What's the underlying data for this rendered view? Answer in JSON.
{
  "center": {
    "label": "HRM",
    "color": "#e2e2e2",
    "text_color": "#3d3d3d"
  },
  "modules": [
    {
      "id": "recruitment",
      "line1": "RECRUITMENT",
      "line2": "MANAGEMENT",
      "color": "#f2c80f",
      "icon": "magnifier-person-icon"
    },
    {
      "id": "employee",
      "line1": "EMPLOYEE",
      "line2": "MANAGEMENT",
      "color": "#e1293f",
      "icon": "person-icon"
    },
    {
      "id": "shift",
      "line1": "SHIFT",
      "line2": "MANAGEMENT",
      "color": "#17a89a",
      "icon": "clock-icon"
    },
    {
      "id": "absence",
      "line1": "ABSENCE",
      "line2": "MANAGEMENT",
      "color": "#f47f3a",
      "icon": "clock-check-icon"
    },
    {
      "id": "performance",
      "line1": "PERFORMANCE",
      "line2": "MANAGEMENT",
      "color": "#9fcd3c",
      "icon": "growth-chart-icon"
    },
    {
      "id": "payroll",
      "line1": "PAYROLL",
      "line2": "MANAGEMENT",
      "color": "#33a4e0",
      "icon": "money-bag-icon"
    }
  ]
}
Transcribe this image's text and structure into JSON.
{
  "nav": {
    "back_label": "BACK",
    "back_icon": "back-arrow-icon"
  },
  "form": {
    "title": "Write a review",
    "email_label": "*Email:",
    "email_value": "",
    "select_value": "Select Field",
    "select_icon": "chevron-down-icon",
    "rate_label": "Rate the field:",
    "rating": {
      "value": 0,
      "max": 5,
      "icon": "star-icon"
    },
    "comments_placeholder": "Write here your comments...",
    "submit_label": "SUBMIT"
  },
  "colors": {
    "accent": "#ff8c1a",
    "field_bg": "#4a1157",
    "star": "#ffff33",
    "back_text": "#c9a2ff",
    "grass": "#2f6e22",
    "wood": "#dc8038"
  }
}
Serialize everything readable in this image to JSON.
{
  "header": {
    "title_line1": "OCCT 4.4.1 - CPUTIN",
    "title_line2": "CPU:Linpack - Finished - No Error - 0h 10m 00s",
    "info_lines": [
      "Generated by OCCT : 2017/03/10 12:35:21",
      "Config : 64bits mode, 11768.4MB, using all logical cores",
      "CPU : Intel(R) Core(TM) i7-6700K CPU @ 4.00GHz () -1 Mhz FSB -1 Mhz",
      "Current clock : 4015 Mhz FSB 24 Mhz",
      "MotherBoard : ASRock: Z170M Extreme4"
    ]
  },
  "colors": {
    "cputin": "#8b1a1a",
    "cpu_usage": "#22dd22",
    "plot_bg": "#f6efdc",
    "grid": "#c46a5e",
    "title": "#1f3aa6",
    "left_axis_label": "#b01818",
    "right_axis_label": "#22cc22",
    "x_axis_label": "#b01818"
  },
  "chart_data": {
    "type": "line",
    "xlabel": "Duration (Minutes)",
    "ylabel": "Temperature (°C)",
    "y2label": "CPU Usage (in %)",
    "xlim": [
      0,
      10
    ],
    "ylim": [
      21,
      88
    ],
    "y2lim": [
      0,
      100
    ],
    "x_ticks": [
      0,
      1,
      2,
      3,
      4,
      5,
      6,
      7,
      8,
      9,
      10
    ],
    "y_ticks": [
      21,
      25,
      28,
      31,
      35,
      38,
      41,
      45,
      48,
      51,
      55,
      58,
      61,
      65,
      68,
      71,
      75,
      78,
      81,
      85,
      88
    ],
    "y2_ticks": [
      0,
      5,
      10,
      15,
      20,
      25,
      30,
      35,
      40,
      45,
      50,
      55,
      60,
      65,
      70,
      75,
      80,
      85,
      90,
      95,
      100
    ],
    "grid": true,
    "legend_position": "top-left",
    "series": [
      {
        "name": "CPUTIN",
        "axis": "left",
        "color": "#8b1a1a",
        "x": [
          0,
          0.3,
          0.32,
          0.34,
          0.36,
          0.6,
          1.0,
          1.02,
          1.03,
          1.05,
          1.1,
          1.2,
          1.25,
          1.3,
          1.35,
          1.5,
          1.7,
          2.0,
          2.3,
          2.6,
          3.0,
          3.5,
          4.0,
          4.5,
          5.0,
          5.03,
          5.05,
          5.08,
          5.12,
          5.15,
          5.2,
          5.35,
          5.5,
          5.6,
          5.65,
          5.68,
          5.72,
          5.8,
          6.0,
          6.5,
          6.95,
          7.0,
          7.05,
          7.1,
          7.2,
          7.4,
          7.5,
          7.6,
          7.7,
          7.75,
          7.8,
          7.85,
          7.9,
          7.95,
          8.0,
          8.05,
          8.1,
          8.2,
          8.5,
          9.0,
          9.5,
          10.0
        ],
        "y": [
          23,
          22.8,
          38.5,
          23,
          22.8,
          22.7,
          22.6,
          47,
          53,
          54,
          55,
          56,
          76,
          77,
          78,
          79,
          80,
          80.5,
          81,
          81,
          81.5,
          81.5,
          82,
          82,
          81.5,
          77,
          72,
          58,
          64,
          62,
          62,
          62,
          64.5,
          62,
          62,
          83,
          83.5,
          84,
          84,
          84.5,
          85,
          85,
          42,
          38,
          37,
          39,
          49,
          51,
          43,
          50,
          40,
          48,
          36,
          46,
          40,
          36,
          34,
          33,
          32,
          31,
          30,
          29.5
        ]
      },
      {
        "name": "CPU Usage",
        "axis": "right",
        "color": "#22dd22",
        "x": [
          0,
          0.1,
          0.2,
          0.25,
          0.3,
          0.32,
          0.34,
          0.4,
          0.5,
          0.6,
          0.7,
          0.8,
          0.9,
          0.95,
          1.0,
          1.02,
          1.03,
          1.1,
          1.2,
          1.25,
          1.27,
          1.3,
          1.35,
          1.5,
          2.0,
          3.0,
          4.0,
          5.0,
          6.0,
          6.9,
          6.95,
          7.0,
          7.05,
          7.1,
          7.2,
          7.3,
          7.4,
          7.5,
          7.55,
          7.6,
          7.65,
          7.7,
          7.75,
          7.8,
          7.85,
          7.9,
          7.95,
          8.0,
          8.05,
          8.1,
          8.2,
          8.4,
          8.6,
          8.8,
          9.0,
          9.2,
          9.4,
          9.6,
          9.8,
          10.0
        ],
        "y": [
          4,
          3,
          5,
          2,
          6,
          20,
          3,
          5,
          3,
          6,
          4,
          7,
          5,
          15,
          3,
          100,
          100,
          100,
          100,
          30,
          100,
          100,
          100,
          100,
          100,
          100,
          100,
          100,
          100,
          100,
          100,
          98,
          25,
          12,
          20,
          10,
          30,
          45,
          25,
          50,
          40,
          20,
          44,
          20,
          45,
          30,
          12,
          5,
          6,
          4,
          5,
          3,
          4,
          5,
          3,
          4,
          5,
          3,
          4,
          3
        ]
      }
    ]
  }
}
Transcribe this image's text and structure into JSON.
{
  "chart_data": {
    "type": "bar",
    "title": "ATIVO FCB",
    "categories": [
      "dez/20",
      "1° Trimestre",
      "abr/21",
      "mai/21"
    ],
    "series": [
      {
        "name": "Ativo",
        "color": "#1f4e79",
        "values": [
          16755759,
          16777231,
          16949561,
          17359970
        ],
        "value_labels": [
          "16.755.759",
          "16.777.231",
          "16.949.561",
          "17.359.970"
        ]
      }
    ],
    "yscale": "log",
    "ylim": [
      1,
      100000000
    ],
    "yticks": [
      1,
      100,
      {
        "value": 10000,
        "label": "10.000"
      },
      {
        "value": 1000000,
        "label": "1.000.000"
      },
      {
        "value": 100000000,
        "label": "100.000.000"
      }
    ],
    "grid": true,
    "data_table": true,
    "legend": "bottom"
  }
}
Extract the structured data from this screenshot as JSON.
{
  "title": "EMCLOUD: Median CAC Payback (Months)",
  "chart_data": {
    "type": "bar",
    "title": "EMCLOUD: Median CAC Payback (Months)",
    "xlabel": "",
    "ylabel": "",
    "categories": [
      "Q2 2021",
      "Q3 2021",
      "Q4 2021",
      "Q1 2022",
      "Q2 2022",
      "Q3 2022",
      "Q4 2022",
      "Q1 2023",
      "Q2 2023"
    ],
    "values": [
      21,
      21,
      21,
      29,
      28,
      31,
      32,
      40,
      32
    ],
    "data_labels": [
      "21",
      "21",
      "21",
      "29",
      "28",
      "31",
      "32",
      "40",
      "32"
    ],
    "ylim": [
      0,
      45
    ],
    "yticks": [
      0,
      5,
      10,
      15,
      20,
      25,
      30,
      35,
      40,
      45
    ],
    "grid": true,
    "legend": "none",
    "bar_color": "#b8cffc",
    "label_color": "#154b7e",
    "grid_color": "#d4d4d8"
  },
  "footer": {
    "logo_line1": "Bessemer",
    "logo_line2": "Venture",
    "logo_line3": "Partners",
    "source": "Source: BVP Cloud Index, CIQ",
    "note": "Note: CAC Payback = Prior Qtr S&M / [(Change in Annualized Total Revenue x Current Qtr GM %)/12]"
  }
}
•••••
*PROBLEM*
Report how many lines in the listing above include the word "EMCLOUD". Give nothing but the number.

*THE OUTPUT*
2